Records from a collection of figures
********************
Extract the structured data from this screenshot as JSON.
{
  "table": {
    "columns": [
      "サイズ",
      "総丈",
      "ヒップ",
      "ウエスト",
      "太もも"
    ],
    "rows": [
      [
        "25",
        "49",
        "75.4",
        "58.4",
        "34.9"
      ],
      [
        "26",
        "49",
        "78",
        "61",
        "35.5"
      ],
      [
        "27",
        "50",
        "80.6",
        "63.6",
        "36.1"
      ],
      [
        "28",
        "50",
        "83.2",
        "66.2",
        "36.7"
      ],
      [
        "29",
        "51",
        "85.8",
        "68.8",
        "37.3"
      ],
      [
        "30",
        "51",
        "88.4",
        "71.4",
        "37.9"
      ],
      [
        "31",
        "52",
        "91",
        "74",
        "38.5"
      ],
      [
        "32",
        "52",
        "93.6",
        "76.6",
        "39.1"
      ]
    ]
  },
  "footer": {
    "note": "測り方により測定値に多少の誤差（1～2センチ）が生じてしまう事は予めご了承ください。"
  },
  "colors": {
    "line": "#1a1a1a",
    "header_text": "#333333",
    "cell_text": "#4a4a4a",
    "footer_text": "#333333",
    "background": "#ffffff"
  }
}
********************
## What to produce
Make an exact copy of the listing, including every line.

## Task solution
Extract the structured data from this screenshot as JSON.
{
  "table": {
    "columns": [
      "サイズ",
      "総丈",
      "ヒップ",
      "ウエスト",
      "太もも"
    ],
    "rows": [
      [
        "25",
        "49",
        "75.4",
        "58.4",
        "34.9"
      ],
      [
        "26",
        "49",
        "78",
        "61",
        "35.5"
      ],
      [
        "27",
        "50",
        "80.6",
        "63.6",
        "36.1"
      ],
      [
        "28",
        "50",
        "83.2",
        "66.2",
        "36.7"
      ],
      [
        "29",
        "51",
        "85.8",
        "68.8",
        "37.3"
      ],
      [
        "30",
        "51",
        "88.4",
        "71.4",
        "37.9"
      ],
      [
        "31",
        "52",
        "91",
        "74",
        "38.5"
      ],
      [
        "32",
        "52",
        "93.6",
        "76.6",
        "39.1"
      ]
    ]
  },
  "footer": {
    "note": "測り方により測定値に多少の誤差（1～2センチ）が生じてしまう事は予めご了承ください。"
  },
  "colors": {
    "line": "#1a1a1a",
    "header_text": "#333333",
    "cell_text": "#4a4a4a",
    "footer_text": "#333333",
    "background": "#ffffff"
  }
}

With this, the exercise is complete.